RAW DATA:
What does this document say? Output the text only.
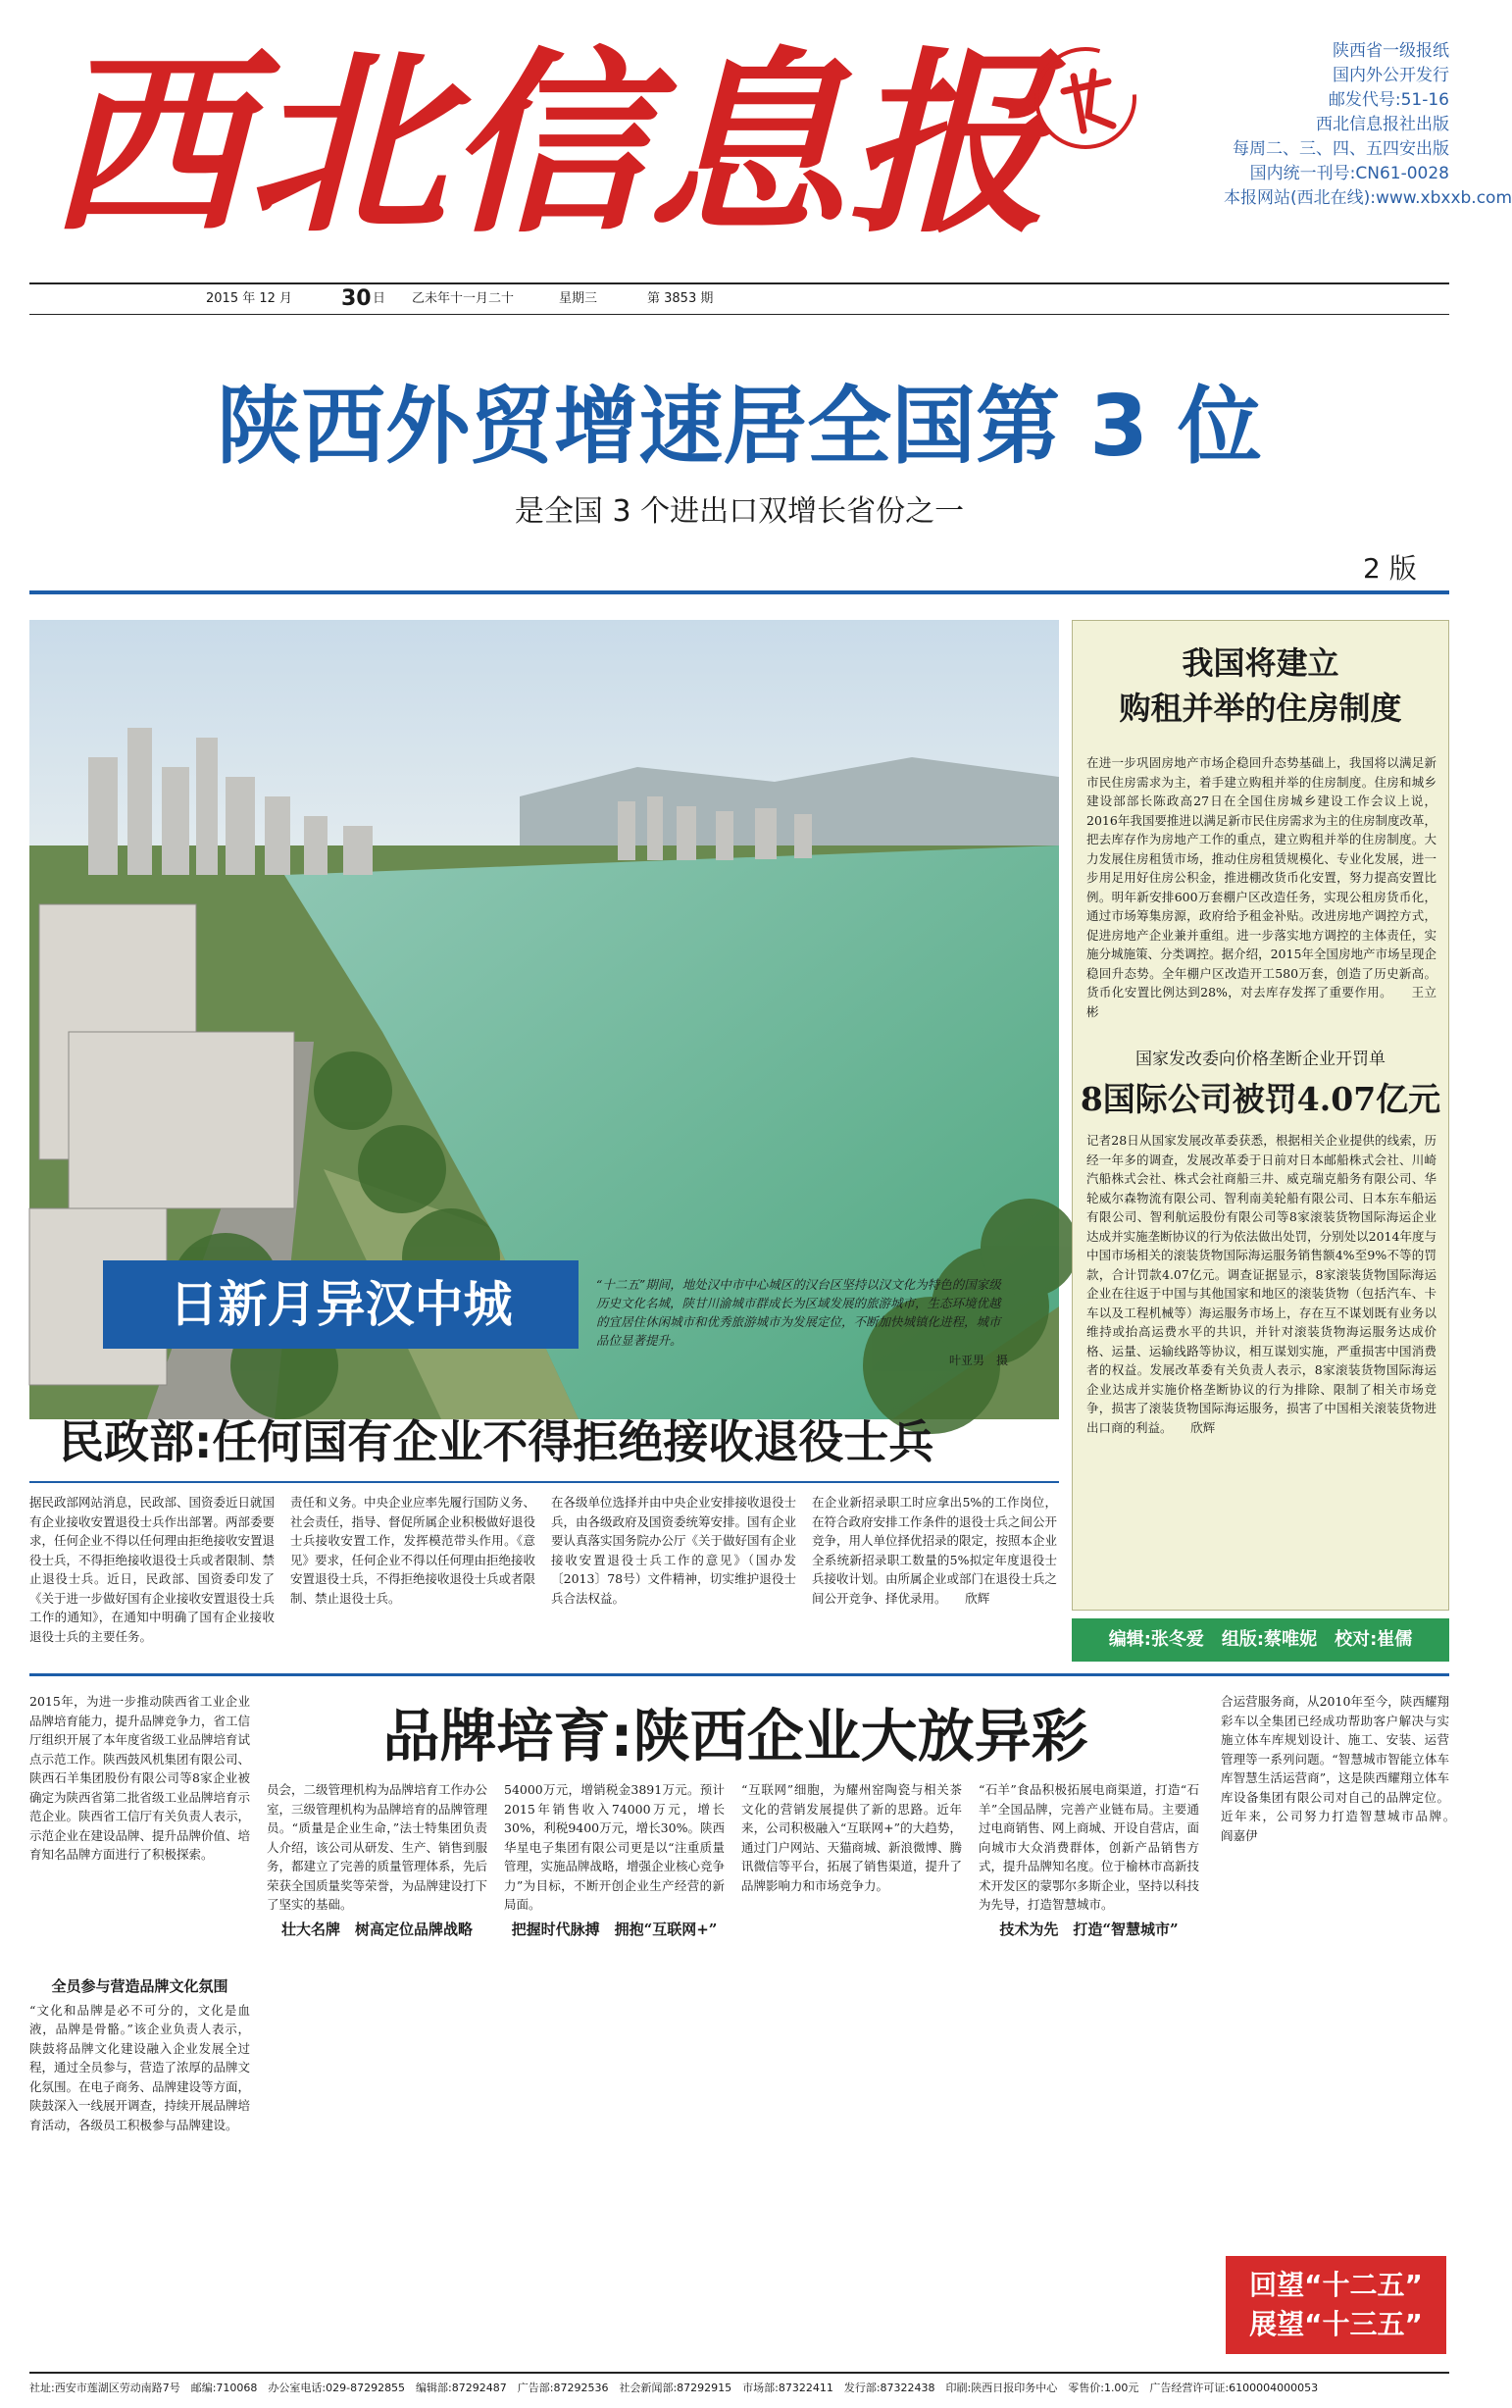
西北信息报	陕西省一级报纸
国内外公开发行
邮发代号:51-16
西北信息报社出版
每周二、三、四、五四安出版
国内统一刊号:CN61-0028
本报网站(西北在线):www.xbxxb.com
2015 年 12 月 30 日 乙未年十一月二十	星期三	第 3853 期
陕西外贸增速居全国第 3 位
是全国 3 个进出口双增长省份之一
2 版
日新月异汉中城	“十二五”期间，地处汉中市中心城区的汉台区坚持以汉文化为特色的国家级历史文化名城，陕甘川渝城市群成长为区域发展的旅游城市，生态环境优越的宜居住休闲城市和优秀旅游城市为发展定位，不断加快城镇化进程，城市品位显著提升。
叶亚男　摄
我国将建立
购租并举的住房制度
在进一步巩固房地产市场企稳回升态势基础上，我国将以满足新市民住房需求为主，着手建立购租并举的住房制度。住房和城乡建设部部长陈政高27日在全国住房城乡建设工作会议上说，2016年我国要推进以满足新市民住房需求为主的住房制度改革，把去库存作为房地产工作的重点，建立购租并举的住房制度。大力发展住房租赁市场，推动住房租赁规模化、专业化发展，进一步用足用好住房公积金，推进棚改货币化安置，努力提高安置比例。明年新安排600万套棚户区改造任务，实现公租房货币化，通过市场筹集房源，政府给予租金补贴。改进房地产调控方式，促进房地产企业兼并重组。进一步落实地方调控的主体责任，实施分城施策、分类调控。据介绍，2015年全国房地产市场呈现企稳回升态势。全年棚户区改造开工580万套，创造了历史新高。货币化安置比例达到28%，对去库存发挥了重要作用。　　王立彬
国家发改委向价格垄断企业开罚单
8国际公司被罚4.07亿元
记者28日从国家发展改革委获悉，根据相关企业提供的线索，历经一年多的调查，发展改革委于日前对日本邮船株式会社、川崎汽船株式会社、株式会社商船三井、威克瑞克船务有限公司、华轮威尔森物流有限公司、智利南美轮船有限公司、日本东车船运有限公司、智利航运股份有限公司等8家滚装货物国际海运企业达成并实施垄断协议的行为依法做出处罚，分别处以2014年度与中国市场相关的滚装货物国际海运服务销售额4%至9%不等的罚款，合计罚款4.07亿元。调查证据显示，8家滚装货物国际海运企业在往返于中国与其他国家和地区的滚装货物（包括汽车、卡车以及工程机械等）海运服务市场上，存在互不谋划既有业务以维持或抬高运费水平的共识，并针对滚装货物海运服务达成价格、运量、运输线路等协议，相互谋划实施，严重损害中国消费者的权益。发展改革委有关负责人表示，8家滚装货物国际海运企业达成并实施价格垄断协议的行为排除、限制了相关市场竞争，损害了滚装货物国际海运服务，损害了中国相关滚装货物进出口商的利益。　　欣辉
编辑:张冬爱　组版:蔡唯妮　校对:崔儒
民政部:任何国有企业不得拒绝接收退役士兵
据民政部网站消息，民政部、国资委近日就国有企业接收安置退役士兵作出部署。两部委要求，任何企业不得以任何理由拒绝接收安置退役士兵，不得拒绝接收退役士兵或者限制、禁止退役士兵。近日，民政部、国资委印发了《关于进一步做好国有企业接收安置退役士兵工作的通知》，在通知中明确了国有企业接收退役士兵的主要任务。
责任和义务。中央企业应率先履行国防义务、社会责任，指导、督促所属企业积极做好退役士兵接收安置工作，发挥模范带头作用。《意见》要求，任何企业不得以任何理由拒绝接收安置退役士兵，不得拒绝接收退役士兵或者限制、禁止退役士兵。
在各级单位选择并由中央企业安排接收退役士兵，由各级政府及国资委统筹安排。国有企业要认真落实国务院办公厅《关于做好国有企业接收安置退役士兵工作的意见》（国办发〔2013〕78号）文件精神，切实维护退役士兵合法权益。
在企业新招录职工时应拿出5%的工作岗位，在符合政府安排工作条件的退役士兵之间公开竞争，用人单位择优招录的限定，按照本企业全系统新招录职工数量的5%拟定年度退役士兵接收计划。由所属企业或部门在退役士兵之间公开竞争、择优录用。　　欣辉
2015年，为进一步推动陕西省工业企业品牌培育能力，提升品牌竞争力，省工信厅组织开展了本年度省级工业品牌培育试点示范工作。陕西鼓风机集团有限公司、陕西石羊集团股份有限公司等8家企业被确定为陕西省第二批省级工业品牌培育示范企业。陕西省工信厅有关负责人表示，示范企业在建设品牌、提升品牌价值、培育知名品牌方面进行了积极探索。
品牌培育:陕西企业大放异彩
全员参与营造品牌文化氛围
“文化和品牌是必不可分的，文化是血液，品牌是骨骼。”该企业负责人表示，陕鼓将品牌文化建设融入企业发展全过程，通过全员参与，营造了浓厚的品牌文化氛围。在电子商务、品牌建设等方面，陕鼓深入一线展开调查，持续开展品牌培育活动，各级员工积极参与品牌建设。
员会，二级管理机构为品牌培育工作办公室，三级管理机构为品牌培育的品牌管理员。“质量是企业生命，”法士特集团负责人介绍，该公司从研发、生产、销售到服务，都建立了完善的质量管理体系，先后荣获全国质量奖等荣誉，为品牌建设打下了坚实的基础。
壮大名牌　树高定位品牌战略
54000万元，增销税金3891万元。预计2015年销售收入74000万元，增长30%，利税9400万元，增长30%。陕西华星电子集团有限公司更是以“注重质量管理，实施品牌战略，增强企业核心竞争力”为目标，不断开创企业生产经营的新局面。
把握时代脉搏　拥抱“互联网+”
“互联网”细胞，为耀州窑陶瓷与相关茶文化的营销发展提供了新的思路。近年来，公司积极融入“互联网+”的大趋势，通过门户网站、天猫商城、新浪微博、腾讯微信等平台，拓展了销售渠道，提升了品牌影响力和市场竞争力。
“石羊”食品积极拓展电商渠道，打造“石羊”全国品牌，完善产业链布局。主要通过电商销售、网上商城、开设自营店，面向城市大众消费群体，创新产品销售方式，提升品牌知名度。位于榆林市高新技术开发区的蒙鄂尔多斯企业，坚持以科技为先导，打造智慧城市。
技术为先　打造“智慧城市”
合运营服务商，从2010年至今，陕西耀翔彩车以全集团已经成功帮助客户解决与实施立体车库规划设计、施工、安装、运营管理等一系列问题。“智慧城市智能立体车库智慧生活运营商”，这是陕西耀翔立体车库设备集团有限公司对自己的品牌定位。近年来，公司努力打造智慧城市品牌。　　阎嘉伊
回望“十二五”
展望“十三五”
社址:西安市莲湖区劳动南路7号　邮编:710068　办公室电话:029-87292855　编辑部:87292487　广告部:87292536　社会新闻部:87292915　市场部:87322411　发行部:87322438　印刷:陕西日报印务中心　零售价:1.00元　广告经营许可证:6100004000053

EXERCISE: Transcribe the preceding listing in its entirety and with exact wording, leaving out pictures.

EXPECTED ANSWER:
What does this document say? Output the text only.
西北信息报	陕西省一级报纸
国内外公开发行
邮发代号:51-16
西北信息报社出版
每周二、三、四、五四安出版
国内统一刊号:CN61-0028
本报网站(西北在线):www.xbxxb.com
2015 年 12 月 30 日 乙未年十一月二十	星期三	第 3853 期
陕西外贸增速居全国第 3 位
是全国 3 个进出口双增长省份之一
2 版
日新月异汉中城	“十二五”期间，地处汉中市中心城区的汉台区坚持以汉文化为特色的国家级历史文化名城，陕甘川渝城市群成长为区域发展的旅游城市，生态环境优越的宜居住休闲城市和优秀旅游城市为发展定位，不断加快城镇化进程，城市品位显著提升。
叶亚男　摄
我国将建立
购租并举的住房制度
在进一步巩固房地产市场企稳回升态势基础上，我国将以满足新市民住房需求为主，着手建立购租并举的住房制度。住房和城乡建设部部长陈政高27日在全国住房城乡建设工作会议上说，2016年我国要推进以满足新市民住房需求为主的住房制度改革，把去库存作为房地产工作的重点，建立购租并举的住房制度。大力发展住房租赁市场，推动住房租赁规模化、专业化发展，进一步用足用好住房公积金，推进棚改货币化安置，努力提高安置比例。明年新安排600万套棚户区改造任务，实现公租房货币化，通过市场筹集房源，政府给予租金补贴。改进房地产调控方式，促进房地产企业兼并重组。进一步落实地方调控的主体责任，实施分城施策、分类调控。据介绍，2015年全国房地产市场呈现企稳回升态势。全年棚户区改造开工580万套，创造了历史新高。货币化安置比例达到28%，对去库存发挥了重要作用。　　王立彬
国家发改委向价格垄断企业开罚单
8国际公司被罚4.07亿元
记者28日从国家发展改革委获悉，根据相关企业提供的线索，历经一年多的调查，发展改革委于日前对日本邮船株式会社、川崎汽船株式会社、株式会社商船三井、威克瑞克船务有限公司、华轮威尔森物流有限公司、智利南美轮船有限公司、日本东车船运有限公司、智利航运股份有限公司等8家滚装货物国际海运企业达成并实施垄断协议的行为依法做出处罚，分别处以2014年度与中国市场相关的滚装货物国际海运服务销售额4%至9%不等的罚款，合计罚款4.07亿元。调查证据显示，8家滚装货物国际海运企业在往返于中国与其他国家和地区的滚装货物（包括汽车、卡车以及工程机械等）海运服务市场上，存在互不谋划既有业务以维持或抬高运费水平的共识，并针对滚装货物海运服务达成价格、运量、运输线路等协议，相互谋划实施，严重损害中国消费者的权益。发展改革委有关负责人表示，8家滚装货物国际海运企业达成并实施价格垄断协议的行为排除、限制了相关市场竞争，损害了滚装货物国际海运服务，损害了中国相关滚装货物进出口商的利益。　　欣辉
编辑:张冬爱　组版:蔡唯妮　校对:崔儒
民政部:任何国有企业不得拒绝接收退役士兵
据民政部网站消息，民政部、国资委近日就国有企业接收安置退役士兵作出部署。两部委要求，任何企业不得以任何理由拒绝接收安置退役士兵，不得拒绝接收退役士兵或者限制、禁止退役士兵。近日，民政部、国资委印发了《关于进一步做好国有企业接收安置退役士兵工作的通知》，在通知中明确了国有企业接收退役士兵的主要任务。
责任和义务。中央企业应率先履行国防义务、社会责任，指导、督促所属企业积极做好退役士兵接收安置工作，发挥模范带头作用。《意见》要求，任何企业不得以任何理由拒绝接收安置退役士兵，不得拒绝接收退役士兵或者限制、禁止退役士兵。
在各级单位选择并由中央企业安排接收退役士兵，由各级政府及国资委统筹安排。国有企业要认真落实国务院办公厅《关于做好国有企业接收安置退役士兵工作的意见》（国办发〔2013〕78号）文件精神，切实维护退役士兵合法权益。
在企业新招录职工时应拿出5%的工作岗位，在符合政府安排工作条件的退役士兵之间公开竞争，用人单位择优招录的限定，按照本企业全系统新招录职工数量的5%拟定年度退役士兵接收计划。由所属企业或部门在退役士兵之间公开竞争、择优录用。　　欣辉
2015年，为进一步推动陕西省工业企业品牌培育能力，提升品牌竞争力，省工信厅组织开展了本年度省级工业品牌培育试点示范工作。陕西鼓风机集团有限公司、陕西石羊集团股份有限公司等8家企业被确定为陕西省第二批省级工业品牌培育示范企业。陕西省工信厅有关负责人表示，示范企业在建设品牌、提升品牌价值、培育知名品牌方面进行了积极探索。
品牌培育:陕西企业大放异彩
全员参与营造品牌文化氛围
“文化和品牌是必不可分的，文化是血液，品牌是骨骼。”该企业负责人表示，陕鼓将品牌文化建设融入企业发展全过程，通过全员参与，营造了浓厚的品牌文化氛围。在电子商务、品牌建设等方面，陕鼓深入一线展开调查，持续开展品牌培育活动，各级员工积极参与品牌建设。
员会，二级管理机构为品牌培育工作办公室，三级管理机构为品牌培育的品牌管理员。“质量是企业生命，”法士特集团负责人介绍，该公司从研发、生产、销售到服务，都建立了完善的质量管理体系，先后荣获全国质量奖等荣誉，为品牌建设打下了坚实的基础。
壮大名牌　树高定位品牌战略
54000万元，增销税金3891万元。预计2015年销售收入74000万元，增长30%，利税9400万元，增长30%。陕西华星电子集团有限公司更是以“注重质量管理，实施品牌战略，增强企业核心竞争力”为目标，不断开创企业生产经营的新局面。
把握时代脉搏　拥抱“互联网+”
“互联网”细胞，为耀州窑陶瓷与相关茶文化的营销发展提供了新的思路。近年来，公司积极融入“互联网+”的大趋势，通过门户网站、天猫商城、新浪微博、腾讯微信等平台，拓展了销售渠道，提升了品牌影响力和市场竞争力。
“石羊”食品积极拓展电商渠道，打造“石羊”全国品牌，完善产业链布局。主要通过电商销售、网上商城、开设自营店，面向城市大众消费群体，创新产品销售方式，提升品牌知名度。位于榆林市高新技术开发区的蒙鄂尔多斯企业，坚持以科技为先导，打造智慧城市。
技术为先　打造“智慧城市”
合运营服务商，从2010年至今，陕西耀翔彩车以全集团已经成功帮助客户解决与实施立体车库规划设计、施工、安装、运营管理等一系列问题。“智慧城市智能立体车库智慧生活运营商”，这是陕西耀翔立体车库设备集团有限公司对自己的品牌定位。近年来，公司努力打造智慧城市品牌。　　阎嘉伊
回望“十二五”
展望“十三五”
社址:西安市莲湖区劳动南路7号　邮编:710068　办公室电话:029-87292855　编辑部:87292487　广告部:87292536　社会新闻部:87292915　市场部:87322411　发行部:87322438　印刷:陕西日报印务中心　零售价:1.00元　广告经营许可证:6100004000053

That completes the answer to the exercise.